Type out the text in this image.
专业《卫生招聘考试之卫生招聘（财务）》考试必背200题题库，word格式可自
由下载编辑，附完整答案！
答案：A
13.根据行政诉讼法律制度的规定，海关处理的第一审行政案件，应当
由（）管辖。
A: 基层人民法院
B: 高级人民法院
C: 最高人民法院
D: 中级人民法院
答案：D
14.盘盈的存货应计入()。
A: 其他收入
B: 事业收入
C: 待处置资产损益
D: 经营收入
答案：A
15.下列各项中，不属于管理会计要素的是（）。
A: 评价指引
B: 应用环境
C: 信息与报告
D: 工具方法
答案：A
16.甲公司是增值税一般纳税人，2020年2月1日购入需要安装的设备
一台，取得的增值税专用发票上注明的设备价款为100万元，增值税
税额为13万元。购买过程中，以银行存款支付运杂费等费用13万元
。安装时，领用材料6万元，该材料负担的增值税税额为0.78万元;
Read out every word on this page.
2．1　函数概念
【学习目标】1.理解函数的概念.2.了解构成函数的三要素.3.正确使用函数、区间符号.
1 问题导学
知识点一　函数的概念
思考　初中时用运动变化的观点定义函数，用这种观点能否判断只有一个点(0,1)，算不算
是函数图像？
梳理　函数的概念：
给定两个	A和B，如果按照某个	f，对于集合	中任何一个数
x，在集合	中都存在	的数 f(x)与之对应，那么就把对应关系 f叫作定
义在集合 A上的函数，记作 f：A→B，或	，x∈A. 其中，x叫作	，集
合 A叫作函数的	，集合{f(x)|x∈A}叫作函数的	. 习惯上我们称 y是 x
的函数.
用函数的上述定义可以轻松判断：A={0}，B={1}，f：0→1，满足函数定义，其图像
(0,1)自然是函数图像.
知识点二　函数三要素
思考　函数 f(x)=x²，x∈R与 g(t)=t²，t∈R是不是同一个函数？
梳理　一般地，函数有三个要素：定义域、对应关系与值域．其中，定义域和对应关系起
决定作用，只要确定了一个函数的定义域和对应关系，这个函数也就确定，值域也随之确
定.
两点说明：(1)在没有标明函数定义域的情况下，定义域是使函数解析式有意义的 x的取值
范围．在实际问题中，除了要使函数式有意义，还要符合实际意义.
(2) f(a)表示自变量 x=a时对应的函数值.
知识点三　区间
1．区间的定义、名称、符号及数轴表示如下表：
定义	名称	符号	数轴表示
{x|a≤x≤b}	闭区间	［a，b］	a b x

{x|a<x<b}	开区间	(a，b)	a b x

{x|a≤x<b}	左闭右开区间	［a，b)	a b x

------------------------------

- _Problem statement_
From the entries above, copy every line that holds the word "this".

- _Completed task_
Type out the text in this image.
Read out every word on this page.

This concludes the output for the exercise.